__BRIEF__
Exact repetition of every entry is required.

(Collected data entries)
_ _ _ _ _

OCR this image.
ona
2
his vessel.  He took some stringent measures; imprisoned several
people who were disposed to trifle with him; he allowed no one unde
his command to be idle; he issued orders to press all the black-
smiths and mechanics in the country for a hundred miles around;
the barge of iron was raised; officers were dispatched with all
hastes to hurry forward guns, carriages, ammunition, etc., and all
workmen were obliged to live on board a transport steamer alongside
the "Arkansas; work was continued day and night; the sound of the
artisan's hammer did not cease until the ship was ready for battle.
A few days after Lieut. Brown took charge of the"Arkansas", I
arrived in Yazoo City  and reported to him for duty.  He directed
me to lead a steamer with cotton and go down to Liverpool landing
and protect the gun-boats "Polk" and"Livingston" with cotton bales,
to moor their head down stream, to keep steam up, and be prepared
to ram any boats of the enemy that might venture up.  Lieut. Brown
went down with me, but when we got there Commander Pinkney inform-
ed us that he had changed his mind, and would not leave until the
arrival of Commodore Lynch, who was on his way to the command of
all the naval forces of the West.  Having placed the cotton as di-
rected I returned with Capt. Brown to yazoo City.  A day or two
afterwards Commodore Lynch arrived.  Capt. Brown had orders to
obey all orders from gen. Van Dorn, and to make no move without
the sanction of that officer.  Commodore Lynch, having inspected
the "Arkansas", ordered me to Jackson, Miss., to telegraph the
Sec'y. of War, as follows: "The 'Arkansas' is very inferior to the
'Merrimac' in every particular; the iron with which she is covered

_ _ _ _ _

__EXERCISE OUTPUT__
OCR this image.
ona
2
his vessel.  He took some stringent measures; imprisoned several
people who were disposed to trifle with him; he allowed no one unde
his command to be idle; he issued orders to press all the black-
smiths and mechanics in the country for a hundred miles around;
the barge of iron was raised; officers were dispatched with all
hastes to hurry forward guns, carriages, ammunition, etc., and all
workmen were obliged to live on board a transport steamer alongside
the "Arkansas; work was continued day and night; the sound of the
artisan's hammer did not cease until the ship was ready for battle.
A few days after Lieut. Brown took charge of the"Arkansas", I
arrived in Yazoo City  and reported to him for duty.  He directed
me to lead a steamer with cotton and go down to Liverpool landing
and protect the gun-boats "Polk" and"Livingston" with cotton bales,
to moor their head down stream, to keep steam up, and be prepared
to ram any boats of the enemy that might venture up.  Lieut. Brown
went down with me, but when we got there Commander Pinkney inform-
ed us that he had changed his mind, and would not leave until the
arrival of Commodore Lynch, who was on his way to the command of
all the naval forces of the West.  Having placed the cotton as di-
rected I returned with Capt. Brown to yazoo City.  A day or two
afterwards Commodore Lynch arrived.  Capt. Brown had orders to
obey all orders from gen. Van Dorn, and to make no move without
the sanction of that officer.  Commodore Lynch, having inspected
the "Arkansas", ordered me to Jackson, Miss., to telegraph the
Sec'y. of War, as follows: "The 'Arkansas' is very inferior to the
'Merrimac' in every particular; the iron with which she is covered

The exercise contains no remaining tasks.